**What you should do**
Read the data and repeat all of it exactly.

**The input**
>>>
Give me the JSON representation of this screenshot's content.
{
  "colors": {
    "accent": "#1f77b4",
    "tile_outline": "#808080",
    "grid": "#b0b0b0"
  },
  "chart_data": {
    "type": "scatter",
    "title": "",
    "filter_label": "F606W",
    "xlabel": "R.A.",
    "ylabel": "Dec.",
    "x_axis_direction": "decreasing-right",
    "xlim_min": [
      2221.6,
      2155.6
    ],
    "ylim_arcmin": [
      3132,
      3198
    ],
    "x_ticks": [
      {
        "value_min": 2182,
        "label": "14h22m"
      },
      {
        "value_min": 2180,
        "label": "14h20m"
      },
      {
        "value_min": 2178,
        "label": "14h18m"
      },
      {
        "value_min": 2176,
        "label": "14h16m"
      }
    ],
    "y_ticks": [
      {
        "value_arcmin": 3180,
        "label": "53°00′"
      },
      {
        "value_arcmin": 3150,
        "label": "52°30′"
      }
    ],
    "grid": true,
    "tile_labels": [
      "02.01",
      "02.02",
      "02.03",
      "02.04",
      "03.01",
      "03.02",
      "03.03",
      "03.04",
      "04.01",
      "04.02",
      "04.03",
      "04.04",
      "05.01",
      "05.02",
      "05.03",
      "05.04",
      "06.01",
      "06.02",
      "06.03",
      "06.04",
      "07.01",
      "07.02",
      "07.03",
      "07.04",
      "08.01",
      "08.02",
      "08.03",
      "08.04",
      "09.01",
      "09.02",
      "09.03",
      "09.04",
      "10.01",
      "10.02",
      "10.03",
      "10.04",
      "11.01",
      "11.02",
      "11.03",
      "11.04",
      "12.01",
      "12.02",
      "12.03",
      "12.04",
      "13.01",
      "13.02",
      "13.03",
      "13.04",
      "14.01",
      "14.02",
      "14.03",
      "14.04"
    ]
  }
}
<<<
**Problem solution**
Give me the JSON representation of this screenshot's content.
{
  "colors": {
    "accent": "#1f77b4",
    "tile_outline": "#808080",
    "grid": "#b0b0b0"
  },
  "chart_data": {
    "type": "scatter",
    "title": "",
    "filter_label": "F606W",
    "xlabel": "R.A.",
    "ylabel": "Dec.",
    "x_axis_direction": "decreasing-right",
    "xlim_min": [
      2221.6,
      2155.6
    ],
    "ylim_arcmin": [
      3132,
      3198
    ],
    "x_ticks": [
      {
        "value_min": 2182,
        "label": "14h22m"
      },
      {
        "value_min": 2180,
        "label": "14h20m"
      },
      {
        "value_min": 2178,
        "label": "14h18m"
      },
      {
        "value_min": 2176,
        "label": "14h16m"
      }
    ],
    "y_ticks": [
      {
        "value_arcmin": 3180,
        "label": "53°00′"
      },
      {
        "value_arcmin": 3150,
        "label": "52°30′"
      }
    ],
    "grid": true,
    "tile_labels": [
      "02.01",
      "02.02",
      "02.03",
      "02.04",
      "03.01",
      "03.02",
      "03.03",
      "03.04",
      "04.01",
      "04.02",
      "04.03",
      "04.04",
      "05.01",
      "05.02",
      "05.03",
      "05.04",
      "06.01",
      "06.02",
      "06.03",
      "06.04",
      "07.01",
      "07.02",
      "07.03",
      "07.04",
      "08.01",
      "08.02",
      "08.03",
      "08.04",
      "09.01",
      "09.02",
      "09.03",
      "09.04",
      "10.01",
      "10.02",
      "10.03",
      "10.04",
      "11.01",
      "11.02",
      "11.03",
      "11.04",
      "12.01",
      "12.02",
      "12.03",
      "12.04",
      "13.01",
      "13.02",
      "13.03",
      "13.04",
      "14.01",
      "14.02",
      "14.03",
      "14.04"
    ]
  }
}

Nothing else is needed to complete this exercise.